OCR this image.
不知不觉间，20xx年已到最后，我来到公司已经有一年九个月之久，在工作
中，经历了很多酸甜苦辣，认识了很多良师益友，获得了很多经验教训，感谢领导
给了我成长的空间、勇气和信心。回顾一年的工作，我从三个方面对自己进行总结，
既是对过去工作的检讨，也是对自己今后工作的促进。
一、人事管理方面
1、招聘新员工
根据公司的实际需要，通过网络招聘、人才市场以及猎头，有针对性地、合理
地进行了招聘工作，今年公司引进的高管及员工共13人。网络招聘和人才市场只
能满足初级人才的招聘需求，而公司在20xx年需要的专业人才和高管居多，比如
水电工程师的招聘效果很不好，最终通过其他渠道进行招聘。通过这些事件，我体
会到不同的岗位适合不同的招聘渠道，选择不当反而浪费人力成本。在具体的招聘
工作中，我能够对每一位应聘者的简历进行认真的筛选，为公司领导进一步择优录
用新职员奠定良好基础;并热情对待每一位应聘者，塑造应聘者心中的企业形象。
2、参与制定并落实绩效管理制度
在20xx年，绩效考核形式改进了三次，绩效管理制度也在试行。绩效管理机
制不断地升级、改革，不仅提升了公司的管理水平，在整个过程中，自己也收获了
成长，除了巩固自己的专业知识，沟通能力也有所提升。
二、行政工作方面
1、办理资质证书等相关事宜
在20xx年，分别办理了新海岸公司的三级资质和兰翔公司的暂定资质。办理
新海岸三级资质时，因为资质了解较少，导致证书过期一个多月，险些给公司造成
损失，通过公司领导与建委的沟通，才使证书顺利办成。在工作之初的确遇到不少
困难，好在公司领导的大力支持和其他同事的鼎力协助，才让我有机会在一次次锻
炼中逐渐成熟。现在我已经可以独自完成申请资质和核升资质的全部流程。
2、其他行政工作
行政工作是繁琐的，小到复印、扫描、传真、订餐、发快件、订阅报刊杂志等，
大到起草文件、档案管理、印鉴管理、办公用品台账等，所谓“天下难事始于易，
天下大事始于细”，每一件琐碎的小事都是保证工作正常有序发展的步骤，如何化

__________________________________________________

### What you should do
Write the material out again word for word.

### Task result
OCR this image.
不知不觉间，20xx年已到最后，我来到公司已经有一年九个月之久，在工作
中，经历了很多酸甜苦辣，认识了很多良师益友，获得了很多经验教训，感谢领导
给了我成长的空间、勇气和信心。回顾一年的工作，我从三个方面对自己进行总结，
既是对过去工作的检讨，也是对自己今后工作的促进。
一、人事管理方面
1、招聘新员工
根据公司的实际需要，通过网络招聘、人才市场以及猎头，有针对性地、合理
地进行了招聘工作，今年公司引进的高管及员工共13人。网络招聘和人才市场只
能满足初级人才的招聘需求，而公司在20xx年需要的专业人才和高管居多，比如
水电工程师的招聘效果很不好，最终通过其他渠道进行招聘。通过这些事件，我体
会到不同的岗位适合不同的招聘渠道，选择不当反而浪费人力成本。在具体的招聘
工作中，我能够对每一位应聘者的简历进行认真的筛选，为公司领导进一步择优录
用新职员奠定良好基础;并热情对待每一位应聘者，塑造应聘者心中的企业形象。
2、参与制定并落实绩效管理制度
在20xx年，绩效考核形式改进了三次，绩效管理制度也在试行。绩效管理机
制不断地升级、改革，不仅提升了公司的管理水平，在整个过程中，自己也收获了
成长，除了巩固自己的专业知识，沟通能力也有所提升。
二、行政工作方面
1、办理资质证书等相关事宜
在20xx年，分别办理了新海岸公司的三级资质和兰翔公司的暂定资质。办理
新海岸三级资质时，因为资质了解较少，导致证书过期一个多月，险些给公司造成
损失，通过公司领导与建委的沟通，才使证书顺利办成。在工作之初的确遇到不少
困难，好在公司领导的大力支持和其他同事的鼎力协助，才让我有机会在一次次锻
炼中逐渐成熟。现在我已经可以独自完成申请资质和核升资质的全部流程。
2、其他行政工作
行政工作是繁琐的，小到复印、扫描、传真、订餐、发快件、订阅报刊杂志等，
大到起草文件、档案管理、印鉴管理、办公用品台账等，所谓“天下难事始于易，
天下大事始于细”，每一件琐碎的小事都是保证工作正常有序发展的步骤，如何化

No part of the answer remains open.